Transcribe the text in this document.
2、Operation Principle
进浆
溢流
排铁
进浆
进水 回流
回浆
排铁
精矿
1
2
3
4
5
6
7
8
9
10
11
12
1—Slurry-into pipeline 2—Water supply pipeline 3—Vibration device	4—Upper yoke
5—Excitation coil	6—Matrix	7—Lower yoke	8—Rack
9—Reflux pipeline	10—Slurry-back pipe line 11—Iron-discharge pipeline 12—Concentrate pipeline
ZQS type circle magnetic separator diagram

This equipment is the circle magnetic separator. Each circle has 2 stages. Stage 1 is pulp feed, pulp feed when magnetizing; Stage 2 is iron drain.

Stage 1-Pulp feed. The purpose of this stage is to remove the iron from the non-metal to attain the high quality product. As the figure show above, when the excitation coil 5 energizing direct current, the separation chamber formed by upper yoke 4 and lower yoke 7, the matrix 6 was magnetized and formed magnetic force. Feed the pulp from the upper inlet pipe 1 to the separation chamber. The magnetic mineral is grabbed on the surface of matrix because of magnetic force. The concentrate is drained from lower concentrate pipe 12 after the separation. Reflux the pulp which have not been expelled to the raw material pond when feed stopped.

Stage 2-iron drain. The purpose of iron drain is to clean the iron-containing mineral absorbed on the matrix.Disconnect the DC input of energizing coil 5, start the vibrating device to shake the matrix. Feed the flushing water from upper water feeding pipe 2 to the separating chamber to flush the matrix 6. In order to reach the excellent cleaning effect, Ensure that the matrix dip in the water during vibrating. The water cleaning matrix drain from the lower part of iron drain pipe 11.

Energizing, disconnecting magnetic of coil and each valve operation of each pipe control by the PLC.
- - - - -
DIRECTION – Repeat every record, keeping each word and mark exactly as it is.

COMPLETE RESPONSE –
Transcribe the text in this document.
2、Operation Principle
进浆
溢流
排铁
进浆
进水 回流
回浆
排铁
精矿
1
2
3
4
5
6
7
8
9
10
11
12
1—Slurry-into pipeline 2—Water supply pipeline 3—Vibration device	4—Upper yoke
5—Excitation coil	6—Matrix	7—Lower yoke	8—Rack
9—Reflux pipeline	10—Slurry-back pipe line 11—Iron-discharge pipeline 12—Concentrate pipeline
ZQS type circle magnetic separator diagram

This equipment is the circle magnetic separator. Each circle has 2 stages. Stage 1 is pulp feed, pulp feed when magnetizing; Stage 2 is iron drain.

Stage 1-Pulp feed. The purpose of this stage is to remove the iron from the non-metal to attain the high quality product. As the figure show above, when the excitation coil 5 energizing direct current, the separation chamber formed by upper yoke 4 and lower yoke 7, the matrix 6 was magnetized and formed magnetic force. Feed the pulp from the upper inlet pipe 1 to the separation chamber. The magnetic mineral is grabbed on the surface of matrix because of magnetic force. The concentrate is drained from lower concentrate pipe 12 after the separation. Reflux the pulp which have not been expelled to the raw material pond when feed stopped.

Stage 2-iron drain. The purpose of iron drain is to clean the iron-containing mineral absorbed on the matrix.Disconnect the DC input of energizing coil 5, start the vibrating device to shake the matrix. Feed the flushing water from upper water feeding pipe 2 to the separating chamber to flush the matrix 6. In order to reach the excellent cleaning effect, Ensure that the matrix dip in the water during vibrating. The water cleaning matrix drain from the lower part of iron drain pipe 11.

Energizing, disconnecting magnetic of coil and each valve operation of each pipe control by the PLC.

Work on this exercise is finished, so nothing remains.